**SET PROBLEM:**
Restate, word for word, every line of the data.
==== RECORDS TO PROCESS
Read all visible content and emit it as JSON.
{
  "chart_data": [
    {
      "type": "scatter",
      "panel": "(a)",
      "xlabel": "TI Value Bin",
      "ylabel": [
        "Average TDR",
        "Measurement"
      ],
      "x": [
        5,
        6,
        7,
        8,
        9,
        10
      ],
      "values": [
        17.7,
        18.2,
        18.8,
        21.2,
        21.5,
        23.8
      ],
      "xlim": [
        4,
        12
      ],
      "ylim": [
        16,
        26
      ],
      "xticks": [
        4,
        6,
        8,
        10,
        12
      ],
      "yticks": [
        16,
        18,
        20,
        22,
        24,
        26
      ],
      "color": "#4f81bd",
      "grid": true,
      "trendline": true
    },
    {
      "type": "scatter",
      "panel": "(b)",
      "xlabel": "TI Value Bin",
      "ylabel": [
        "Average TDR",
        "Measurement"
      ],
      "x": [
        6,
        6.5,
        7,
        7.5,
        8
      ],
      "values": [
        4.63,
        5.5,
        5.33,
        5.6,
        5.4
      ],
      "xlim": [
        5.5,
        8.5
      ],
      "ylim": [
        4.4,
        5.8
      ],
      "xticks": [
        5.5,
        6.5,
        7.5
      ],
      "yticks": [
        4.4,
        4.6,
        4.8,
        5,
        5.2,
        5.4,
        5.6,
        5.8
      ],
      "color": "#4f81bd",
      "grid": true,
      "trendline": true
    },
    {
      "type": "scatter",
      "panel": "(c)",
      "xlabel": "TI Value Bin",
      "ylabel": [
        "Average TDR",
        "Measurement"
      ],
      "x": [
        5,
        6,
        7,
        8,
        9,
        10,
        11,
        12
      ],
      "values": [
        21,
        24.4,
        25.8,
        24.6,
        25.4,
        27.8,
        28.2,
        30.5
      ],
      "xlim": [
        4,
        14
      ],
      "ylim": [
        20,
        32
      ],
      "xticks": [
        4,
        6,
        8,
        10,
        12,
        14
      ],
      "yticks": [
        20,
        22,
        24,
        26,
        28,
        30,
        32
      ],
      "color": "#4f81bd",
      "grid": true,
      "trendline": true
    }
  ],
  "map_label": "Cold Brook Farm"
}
========
**SOLUTION FOR THIS PROBLEM:**
Read all visible content and emit it as JSON.
{
  "chart_data": [
    {
      "type": "scatter",
      "panel": "(a)",
      "xlabel": "TI Value Bin",
      "ylabel": [
        "Average TDR",
        "Measurement"
      ],
      "x": [
        5,
        6,
        7,
        8,
        9,
        10
      ],
      "values": [
        17.7,
        18.2,
        18.8,
        21.2,
        21.5,
        23.8
      ],
      "xlim": [
        4,
        12
      ],
      "ylim": [
        16,
        26
      ],
      "xticks": [
        4,
        6,
        8,
        10,
        12
      ],
      "yticks": [
        16,
        18,
        20,
        22,
        24,
        26
      ],
      "color": "#4f81bd",
      "grid": true,
      "trendline": true
    },
    {
      "type": "scatter",
      "panel": "(b)",
      "xlabel": "TI Value Bin",
      "ylabel": [
        "Average TDR",
        "Measurement"
      ],
      "x": [
        6,
        6.5,
        7,
        7.5,
        8
      ],
      "values": [
        4.63,
        5.5,
        5.33,
        5.6,
        5.4
      ],
      "xlim": [
        5.5,
        8.5
      ],
      "ylim": [
        4.4,
        5.8
      ],
      "xticks": [
        5.5,
        6.5,
        7.5
      ],
      "yticks": [
        4.4,
        4.6,
        4.8,
        5,
        5.2,
        5.4,
        5.6,
        5.8
      ],
      "color": "#4f81bd",
      "grid": true,
      "trendline": true
    },
    {
      "type": "scatter",
      "panel": "(c)",
      "xlabel": "TI Value Bin",
      "ylabel": [
        "Average TDR",
        "Measurement"
      ],
      "x": [
        5,
        6,
        7,
        8,
        9,
        10,
        11,
        12
      ],
      "values": [
        21,
        24.4,
        25.8,
        24.6,
        25.4,
        27.8,
        28.2,
        30.5
      ],
      "xlim": [
        4,
        14
      ],
      "ylim": [
        20,
        32
      ],
      "xticks": [
        4,
        6,
        8,
        10,
        12,
        14
      ],
      "yticks": [
        20,
        22,
        24,
        26,
        28,
        30,
        32
      ],
      "color": "#4f81bd",
      "grid": true,
      "trendline": true
    }
  ],
  "map_label": "Cold Brook Farm"
}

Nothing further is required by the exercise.